**Directions**
Can you reproduce the data beneath, keeping every line exact?

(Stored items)

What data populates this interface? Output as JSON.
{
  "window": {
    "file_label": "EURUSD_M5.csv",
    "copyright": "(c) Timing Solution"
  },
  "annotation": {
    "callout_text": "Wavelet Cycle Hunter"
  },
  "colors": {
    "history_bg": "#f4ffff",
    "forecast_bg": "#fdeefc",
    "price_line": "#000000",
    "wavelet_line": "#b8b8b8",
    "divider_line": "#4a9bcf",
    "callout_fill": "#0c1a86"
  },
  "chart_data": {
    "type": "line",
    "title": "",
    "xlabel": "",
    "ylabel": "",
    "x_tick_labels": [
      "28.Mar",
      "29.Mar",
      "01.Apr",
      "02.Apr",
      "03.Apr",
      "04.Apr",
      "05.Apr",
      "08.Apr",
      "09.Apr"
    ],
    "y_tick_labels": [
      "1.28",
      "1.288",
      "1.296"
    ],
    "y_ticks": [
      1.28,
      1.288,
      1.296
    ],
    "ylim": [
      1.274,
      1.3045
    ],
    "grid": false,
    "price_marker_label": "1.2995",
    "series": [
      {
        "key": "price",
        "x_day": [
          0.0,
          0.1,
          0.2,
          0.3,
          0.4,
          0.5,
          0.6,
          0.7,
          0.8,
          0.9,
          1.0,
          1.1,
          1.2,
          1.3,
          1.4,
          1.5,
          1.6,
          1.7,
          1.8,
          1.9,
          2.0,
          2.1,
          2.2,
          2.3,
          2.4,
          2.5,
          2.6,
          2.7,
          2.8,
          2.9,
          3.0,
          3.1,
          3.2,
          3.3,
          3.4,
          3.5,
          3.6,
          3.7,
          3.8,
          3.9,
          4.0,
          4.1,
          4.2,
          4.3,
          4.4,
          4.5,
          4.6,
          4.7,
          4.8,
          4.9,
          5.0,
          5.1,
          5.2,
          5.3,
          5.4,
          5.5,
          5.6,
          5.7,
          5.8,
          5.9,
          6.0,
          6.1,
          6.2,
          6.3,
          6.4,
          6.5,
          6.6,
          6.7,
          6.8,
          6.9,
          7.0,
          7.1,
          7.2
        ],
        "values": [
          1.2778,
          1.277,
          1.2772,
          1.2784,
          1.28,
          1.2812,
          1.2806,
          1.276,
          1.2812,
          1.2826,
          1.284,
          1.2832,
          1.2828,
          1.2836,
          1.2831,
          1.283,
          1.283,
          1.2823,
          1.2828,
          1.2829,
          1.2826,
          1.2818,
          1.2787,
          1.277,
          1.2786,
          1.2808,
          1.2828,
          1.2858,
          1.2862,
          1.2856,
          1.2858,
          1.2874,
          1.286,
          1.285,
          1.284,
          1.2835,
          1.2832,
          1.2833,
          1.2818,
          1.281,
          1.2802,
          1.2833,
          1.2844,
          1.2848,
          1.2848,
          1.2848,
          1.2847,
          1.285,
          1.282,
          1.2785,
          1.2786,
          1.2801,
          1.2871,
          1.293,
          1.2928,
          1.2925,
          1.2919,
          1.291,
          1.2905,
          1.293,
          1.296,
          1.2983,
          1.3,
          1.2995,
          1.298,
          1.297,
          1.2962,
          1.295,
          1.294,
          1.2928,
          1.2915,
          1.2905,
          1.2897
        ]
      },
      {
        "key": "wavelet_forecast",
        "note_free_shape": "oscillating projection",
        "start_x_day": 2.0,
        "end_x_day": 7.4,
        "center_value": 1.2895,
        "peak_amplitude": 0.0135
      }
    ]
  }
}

**Full answer**
What data populates this interface? Output as JSON.
{
  "window": {
    "file_label": "EURUSD_M5.csv",
    "copyright": "(c) Timing Solution"
  },
  "annotation": {
    "callout_text": "Wavelet Cycle Hunter"
  },
  "colors": {
    "history_bg": "#f4ffff",
    "forecast_bg": "#fdeefc",
    "price_line": "#000000",
    "wavelet_line": "#b8b8b8",
    "divider_line": "#4a9bcf",
    "callout_fill": "#0c1a86"
  },
  "chart_data": {
    "type": "line",
    "title": "",
    "xlabel": "",
    "ylabel": "",
    "x_tick_labels": [
      "28.Mar",
      "29.Mar",
      "01.Apr",
      "02.Apr",
      "03.Apr",
      "04.Apr",
      "05.Apr",
      "08.Apr",
      "09.Apr"
    ],
    "y_tick_labels": [
      "1.28",
      "1.288",
      "1.296"
    ],
    "y_ticks": [
      1.28,
      1.288,
      1.296
    ],
    "ylim": [
      1.274,
      1.3045
    ],
    "grid": false,
    "price_marker_label": "1.2995",
    "series": [
      {
        "key": "price",
        "x_day": [
          0.0,
          0.1,
          0.2,
          0.3,
          0.4,
          0.5,
          0.6,
          0.7,
          0.8,
          0.9,
          1.0,
          1.1,
          1.2,
          1.3,
          1.4,
          1.5,
          1.6,
          1.7,
          1.8,
          1.9,
          2.0,
          2.1,
          2.2,
          2.3,
          2.4,
          2.5,
          2.6,
          2.7,
          2.8,
          2.9,
          3.0,
          3.1,
          3.2,
          3.3,
          3.4,
          3.5,
          3.6,
          3.7,
          3.8,
          3.9,
          4.0,
          4.1,
          4.2,
          4.3,
          4.4,
          4.5,
          4.6,
          4.7,
          4.8,
          4.9,
          5.0,
          5.1,
          5.2,
          5.3,
          5.4,
          5.5,
          5.6,
          5.7,
          5.8,
          5.9,
          6.0,
          6.1,
          6.2,
          6.3,
          6.4,
          6.5,
          6.6,
          6.7,
          6.8,
          6.9,
          7.0,
          7.1,
          7.2
        ],
        "values": [
          1.2778,
          1.277,
          1.2772,
          1.2784,
          1.28,
          1.2812,
          1.2806,
          1.276,
          1.2812,
          1.2826,
          1.284,
          1.2832,
          1.2828,
          1.2836,
          1.2831,
          1.283,
          1.283,
          1.2823,
          1.2828,
          1.2829,
          1.2826,
          1.2818,
          1.2787,
          1.277,
          1.2786,
          1.2808,
          1.2828,
          1.2858,
          1.2862,
          1.2856,
          1.2858,
          1.2874,
          1.286,
          1.285,
          1.284,
          1.2835,
          1.2832,
          1.2833,
          1.2818,
          1.281,
          1.2802,
          1.2833,
          1.2844,
          1.2848,
          1.2848,
          1.2848,
          1.2847,
          1.285,
          1.282,
          1.2785,
          1.2786,
          1.2801,
          1.2871,
          1.293,
          1.2928,
          1.2925,
          1.2919,
          1.291,
          1.2905,
          1.293,
          1.296,
          1.2983,
          1.3,
          1.2995,
          1.298,
          1.297,
          1.2962,
          1.295,
          1.294,
          1.2928,
          1.2915,
          1.2905,
          1.2897
        ]
      },
      {
        "key": "wavelet_forecast",
        "note_free_shape": "oscillating projection",
        "start_x_day": 2.0,
        "end_x_day": 7.4,
        "center_value": 1.2895,
        "peak_amplitude": 0.0135
      }
    ]
  }
}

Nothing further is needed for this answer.